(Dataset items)

◇ ◇ ◇ ◇

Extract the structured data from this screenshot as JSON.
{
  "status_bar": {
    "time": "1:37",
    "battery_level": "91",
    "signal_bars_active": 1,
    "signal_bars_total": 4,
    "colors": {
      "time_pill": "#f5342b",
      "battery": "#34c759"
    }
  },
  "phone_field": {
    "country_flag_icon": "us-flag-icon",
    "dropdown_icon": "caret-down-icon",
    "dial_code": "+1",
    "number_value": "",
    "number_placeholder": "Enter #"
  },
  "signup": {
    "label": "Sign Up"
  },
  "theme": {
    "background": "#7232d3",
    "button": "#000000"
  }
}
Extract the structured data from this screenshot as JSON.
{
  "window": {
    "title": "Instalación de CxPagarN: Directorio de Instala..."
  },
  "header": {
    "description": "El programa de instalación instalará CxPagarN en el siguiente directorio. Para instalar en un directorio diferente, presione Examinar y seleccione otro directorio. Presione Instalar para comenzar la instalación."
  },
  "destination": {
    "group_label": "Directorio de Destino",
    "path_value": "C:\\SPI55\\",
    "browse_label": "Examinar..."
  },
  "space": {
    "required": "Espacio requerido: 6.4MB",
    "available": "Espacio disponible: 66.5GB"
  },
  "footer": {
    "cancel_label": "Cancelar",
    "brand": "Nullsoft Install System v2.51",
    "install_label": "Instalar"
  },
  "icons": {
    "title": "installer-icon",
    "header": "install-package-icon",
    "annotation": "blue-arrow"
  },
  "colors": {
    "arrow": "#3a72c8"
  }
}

◇ ◇ ◇ ◇

• [Set task]: Write every entry out again exactly.

• [Answer for the task]:
Extract the structured data from this screenshot as JSON.
{
  "status_bar": {
    "time": "1:37",
    "battery_level": "91",
    "signal_bars_active": 1,
    "signal_bars_total": 4,
    "colors": {
      "time_pill": "#f5342b",
      "battery": "#34c759"
    }
  },
  "phone_field": {
    "country_flag_icon": "us-flag-icon",
    "dropdown_icon": "caret-down-icon",
    "dial_code": "+1",
    "number_value": "",
    "number_placeholder": "Enter #"
  },
  "signup": {
    "label": "Sign Up"
  },
  "theme": {
    "background": "#7232d3",
    "button": "#000000"
  }
}
Extract the structured data from this screenshot as JSON.
{
  "window": {
    "title": "Instalación de CxPagarN: Directorio de Instala..."
  },
  "header": {
    "description": "El programa de instalación instalará CxPagarN en el siguiente directorio. Para instalar en un directorio diferente, presione Examinar y seleccione otro directorio. Presione Instalar para comenzar la instalación."
  },
  "destination": {
    "group_label": "Directorio de Destino",
    "path_value": "C:\\SPI55\\",
    "browse_label": "Examinar..."
  },
  "space": {
    "required": "Espacio requerido: 6.4MB",
    "available": "Espacio disponible: 66.5GB"
  },
  "footer": {
    "cancel_label": "Cancelar",
    "brand": "Nullsoft Install System v2.51",
    "install_label": "Instalar"
  },
  "icons": {
    "title": "installer-icon",
    "header": "install-package-icon",
    "annotation": "blue-arrow"
  },
  "colors": {
    "arrow": "#3a72c8"
  }
}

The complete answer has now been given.